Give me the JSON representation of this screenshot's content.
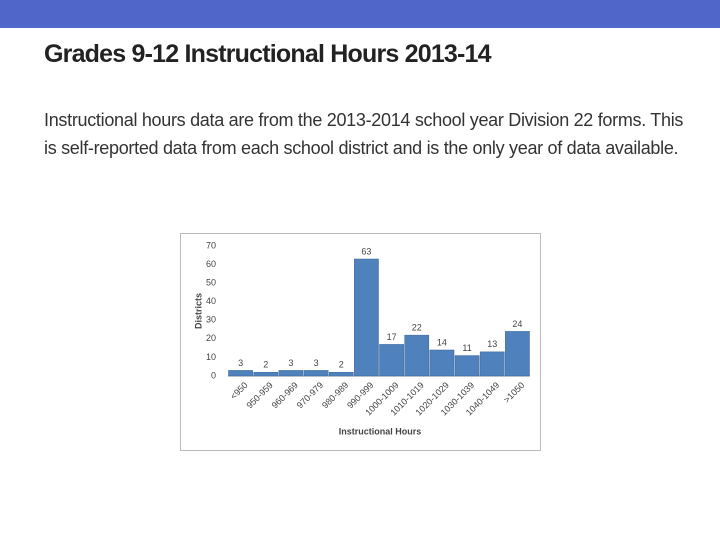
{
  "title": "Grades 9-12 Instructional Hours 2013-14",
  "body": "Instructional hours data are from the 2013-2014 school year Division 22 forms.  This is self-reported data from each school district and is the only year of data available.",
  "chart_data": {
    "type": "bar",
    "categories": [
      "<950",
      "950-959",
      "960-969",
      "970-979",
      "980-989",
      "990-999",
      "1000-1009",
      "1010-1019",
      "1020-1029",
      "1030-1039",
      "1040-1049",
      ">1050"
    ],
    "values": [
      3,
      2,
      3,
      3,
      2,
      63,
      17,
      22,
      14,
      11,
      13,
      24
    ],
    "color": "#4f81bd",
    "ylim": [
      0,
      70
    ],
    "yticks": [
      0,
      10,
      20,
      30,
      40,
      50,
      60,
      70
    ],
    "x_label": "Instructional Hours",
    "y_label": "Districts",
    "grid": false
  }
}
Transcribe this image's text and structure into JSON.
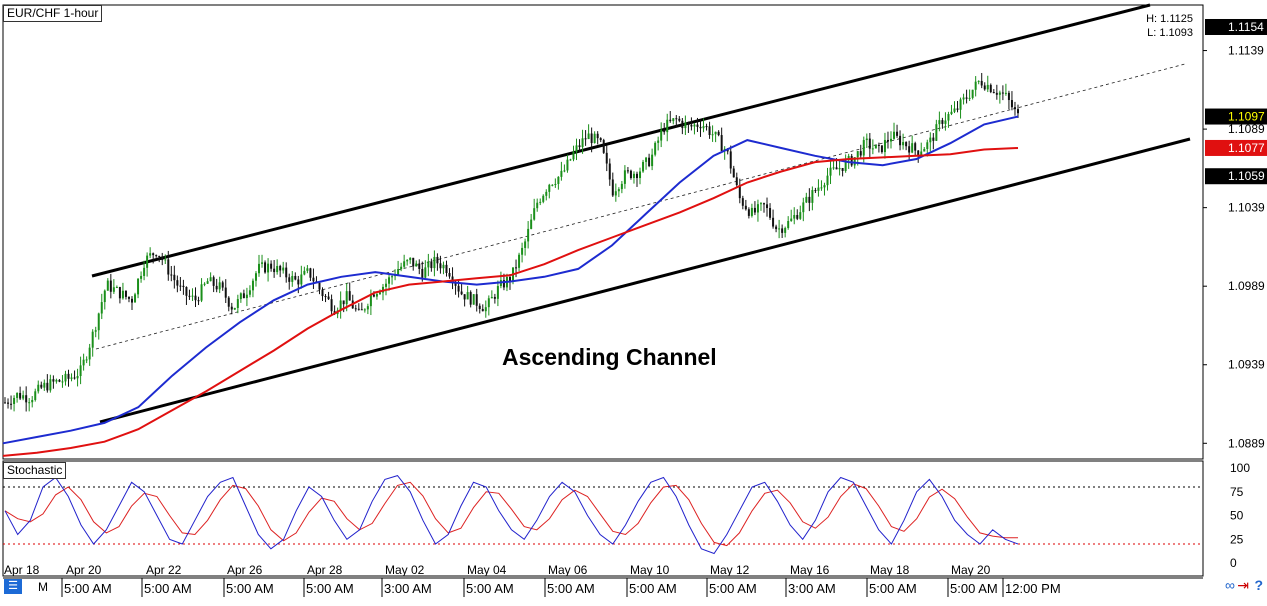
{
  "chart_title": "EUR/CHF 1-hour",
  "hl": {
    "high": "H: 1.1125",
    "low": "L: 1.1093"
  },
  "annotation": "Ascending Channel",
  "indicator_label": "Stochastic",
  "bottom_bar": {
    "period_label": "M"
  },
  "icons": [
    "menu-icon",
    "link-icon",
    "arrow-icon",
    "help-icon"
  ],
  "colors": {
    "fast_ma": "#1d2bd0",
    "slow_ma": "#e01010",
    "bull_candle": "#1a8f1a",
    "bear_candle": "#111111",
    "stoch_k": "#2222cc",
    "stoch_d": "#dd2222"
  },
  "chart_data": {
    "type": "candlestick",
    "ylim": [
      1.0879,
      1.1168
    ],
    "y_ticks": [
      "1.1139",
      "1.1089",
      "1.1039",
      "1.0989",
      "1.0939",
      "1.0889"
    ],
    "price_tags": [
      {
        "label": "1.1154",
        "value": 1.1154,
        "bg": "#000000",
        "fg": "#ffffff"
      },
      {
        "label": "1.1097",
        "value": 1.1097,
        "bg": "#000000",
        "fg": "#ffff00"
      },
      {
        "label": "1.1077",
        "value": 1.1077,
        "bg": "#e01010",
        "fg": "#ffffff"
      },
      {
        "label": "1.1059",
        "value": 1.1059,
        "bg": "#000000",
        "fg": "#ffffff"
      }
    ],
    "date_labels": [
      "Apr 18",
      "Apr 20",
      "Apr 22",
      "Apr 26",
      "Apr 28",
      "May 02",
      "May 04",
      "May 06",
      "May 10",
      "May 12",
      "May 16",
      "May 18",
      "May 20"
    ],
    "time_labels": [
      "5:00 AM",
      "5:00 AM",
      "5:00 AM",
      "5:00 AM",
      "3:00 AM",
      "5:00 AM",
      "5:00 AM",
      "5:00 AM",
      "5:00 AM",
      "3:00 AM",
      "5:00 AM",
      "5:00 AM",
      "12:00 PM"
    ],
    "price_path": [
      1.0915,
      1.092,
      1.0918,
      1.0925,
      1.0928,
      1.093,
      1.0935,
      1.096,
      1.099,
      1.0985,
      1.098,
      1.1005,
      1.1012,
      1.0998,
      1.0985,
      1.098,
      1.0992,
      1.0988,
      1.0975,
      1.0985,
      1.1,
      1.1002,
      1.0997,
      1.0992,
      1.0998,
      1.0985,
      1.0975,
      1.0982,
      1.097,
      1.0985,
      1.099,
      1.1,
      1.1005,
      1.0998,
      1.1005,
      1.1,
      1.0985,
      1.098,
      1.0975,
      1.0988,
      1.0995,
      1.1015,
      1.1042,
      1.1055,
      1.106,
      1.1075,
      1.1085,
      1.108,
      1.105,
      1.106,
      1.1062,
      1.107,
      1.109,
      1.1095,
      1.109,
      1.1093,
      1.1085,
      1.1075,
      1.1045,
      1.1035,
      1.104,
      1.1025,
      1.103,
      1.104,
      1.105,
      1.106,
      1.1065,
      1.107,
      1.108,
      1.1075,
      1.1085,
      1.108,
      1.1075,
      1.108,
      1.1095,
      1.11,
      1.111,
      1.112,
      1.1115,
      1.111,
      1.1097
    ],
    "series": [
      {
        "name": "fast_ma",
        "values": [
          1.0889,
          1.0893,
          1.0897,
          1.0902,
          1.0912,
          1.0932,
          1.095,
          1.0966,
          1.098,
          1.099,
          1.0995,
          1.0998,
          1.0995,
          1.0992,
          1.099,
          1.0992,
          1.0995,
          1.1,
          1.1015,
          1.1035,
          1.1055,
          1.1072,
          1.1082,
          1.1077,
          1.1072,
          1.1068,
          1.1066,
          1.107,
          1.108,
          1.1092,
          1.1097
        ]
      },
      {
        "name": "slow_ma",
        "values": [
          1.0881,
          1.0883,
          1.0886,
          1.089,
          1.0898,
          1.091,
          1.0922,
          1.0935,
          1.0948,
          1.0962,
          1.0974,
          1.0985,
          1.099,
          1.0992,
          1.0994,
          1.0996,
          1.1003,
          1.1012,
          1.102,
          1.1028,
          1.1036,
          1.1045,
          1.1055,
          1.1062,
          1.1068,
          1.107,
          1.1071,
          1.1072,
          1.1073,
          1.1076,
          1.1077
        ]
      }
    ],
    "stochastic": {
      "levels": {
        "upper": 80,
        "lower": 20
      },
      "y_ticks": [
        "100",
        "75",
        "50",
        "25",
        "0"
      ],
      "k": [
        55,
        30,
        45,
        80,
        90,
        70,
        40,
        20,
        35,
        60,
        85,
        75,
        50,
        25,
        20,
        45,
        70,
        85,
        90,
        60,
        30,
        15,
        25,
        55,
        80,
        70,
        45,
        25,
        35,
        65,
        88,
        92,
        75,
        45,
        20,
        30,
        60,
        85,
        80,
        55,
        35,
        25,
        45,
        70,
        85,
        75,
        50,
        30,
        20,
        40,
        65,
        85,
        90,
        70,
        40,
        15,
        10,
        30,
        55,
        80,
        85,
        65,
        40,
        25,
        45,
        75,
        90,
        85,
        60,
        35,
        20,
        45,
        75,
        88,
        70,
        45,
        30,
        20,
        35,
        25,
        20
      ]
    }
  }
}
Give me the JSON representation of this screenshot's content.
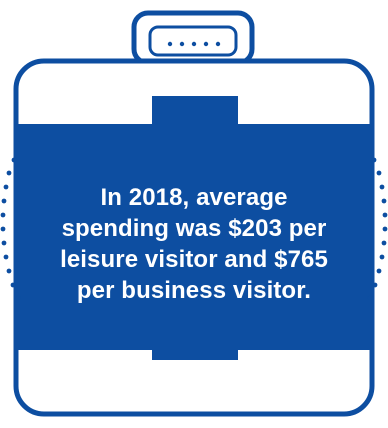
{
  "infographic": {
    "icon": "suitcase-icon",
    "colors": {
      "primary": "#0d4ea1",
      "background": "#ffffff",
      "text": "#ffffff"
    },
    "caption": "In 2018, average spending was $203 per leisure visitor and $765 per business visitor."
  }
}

§ **TO DO**: Show every line from the entries above in which the word "text" appears.

§ **EXERCISE RESULT**:
Transcribe this image's text and structure into JSON.
      "text": "#ffffff"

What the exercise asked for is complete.